[Saved data entries]
····················

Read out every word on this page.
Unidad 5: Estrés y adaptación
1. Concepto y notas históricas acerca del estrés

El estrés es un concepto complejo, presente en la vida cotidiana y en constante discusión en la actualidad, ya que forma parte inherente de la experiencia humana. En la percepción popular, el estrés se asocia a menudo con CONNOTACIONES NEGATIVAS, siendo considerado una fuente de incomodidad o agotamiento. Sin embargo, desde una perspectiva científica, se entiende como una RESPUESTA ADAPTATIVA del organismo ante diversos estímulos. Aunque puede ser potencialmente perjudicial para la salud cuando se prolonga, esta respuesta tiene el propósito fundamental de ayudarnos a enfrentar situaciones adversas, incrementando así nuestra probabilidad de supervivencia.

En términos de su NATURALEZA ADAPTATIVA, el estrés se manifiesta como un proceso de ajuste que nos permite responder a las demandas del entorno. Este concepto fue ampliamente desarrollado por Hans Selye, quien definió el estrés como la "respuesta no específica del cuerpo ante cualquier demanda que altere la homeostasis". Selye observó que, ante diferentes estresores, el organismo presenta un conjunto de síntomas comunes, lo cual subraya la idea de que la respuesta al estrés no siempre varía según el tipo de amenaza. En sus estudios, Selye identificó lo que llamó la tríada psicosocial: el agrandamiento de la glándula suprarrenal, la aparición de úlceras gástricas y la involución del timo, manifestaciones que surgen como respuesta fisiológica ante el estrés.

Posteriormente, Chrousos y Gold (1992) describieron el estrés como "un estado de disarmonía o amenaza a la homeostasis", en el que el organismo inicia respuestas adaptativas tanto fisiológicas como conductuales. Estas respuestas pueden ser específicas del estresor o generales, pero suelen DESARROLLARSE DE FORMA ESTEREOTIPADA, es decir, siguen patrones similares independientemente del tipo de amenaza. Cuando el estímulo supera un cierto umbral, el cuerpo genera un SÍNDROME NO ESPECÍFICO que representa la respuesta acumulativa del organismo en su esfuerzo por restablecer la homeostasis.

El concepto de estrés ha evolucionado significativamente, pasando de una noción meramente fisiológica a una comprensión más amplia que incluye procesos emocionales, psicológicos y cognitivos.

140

····················

Exercise: Restate every entry word for word.

Complete output:
Read out every word on this page.
Unidad 5: Estrés y adaptación
1. Concepto y notas históricas acerca del estrés

El estrés es un concepto complejo, presente en la vida cotidiana y en constante discusión en la actualidad, ya que forma parte inherente de la experiencia humana. En la percepción popular, el estrés se asocia a menudo con CONNOTACIONES NEGATIVAS, siendo considerado una fuente de incomodidad o agotamiento. Sin embargo, desde una perspectiva científica, se entiende como una RESPUESTA ADAPTATIVA del organismo ante diversos estímulos. Aunque puede ser potencialmente perjudicial para la salud cuando se prolonga, esta respuesta tiene el propósito fundamental de ayudarnos a enfrentar situaciones adversas, incrementando así nuestra probabilidad de supervivencia.

En términos de su NATURALEZA ADAPTATIVA, el estrés se manifiesta como un proceso de ajuste que nos permite responder a las demandas del entorno. Este concepto fue ampliamente desarrollado por Hans Selye, quien definió el estrés como la "respuesta no específica del cuerpo ante cualquier demanda que altere la homeostasis". Selye observó que, ante diferentes estresores, el organismo presenta un conjunto de síntomas comunes, lo cual subraya la idea de que la respuesta al estrés no siempre varía según el tipo de amenaza. En sus estudios, Selye identificó lo que llamó la tríada psicosocial: el agrandamiento de la glándula suprarrenal, la aparición de úlceras gástricas y la involución del timo, manifestaciones que surgen como respuesta fisiológica ante el estrés.

Posteriormente, Chrousos y Gold (1992) describieron el estrés como "un estado de disarmonía o amenaza a la homeostasis", en el que el organismo inicia respuestas adaptativas tanto fisiológicas como conductuales. Estas respuestas pueden ser específicas del estresor o generales, pero suelen DESARROLLARSE DE FORMA ESTEREOTIPADA, es decir, siguen patrones similares independientemente del tipo de amenaza. Cuando el estímulo supera un cierto umbral, el cuerpo genera un SÍNDROME NO ESPECÍFICO que representa la respuesta acumulativa del organismo en su esfuerzo por restablecer la homeostasis.

El concepto de estrés ha evolucionado significativamente, pasando de una noción meramente fisiológica a una comprensión más amplia que incluye procesos emocionales, psicológicos y cognitivos.

140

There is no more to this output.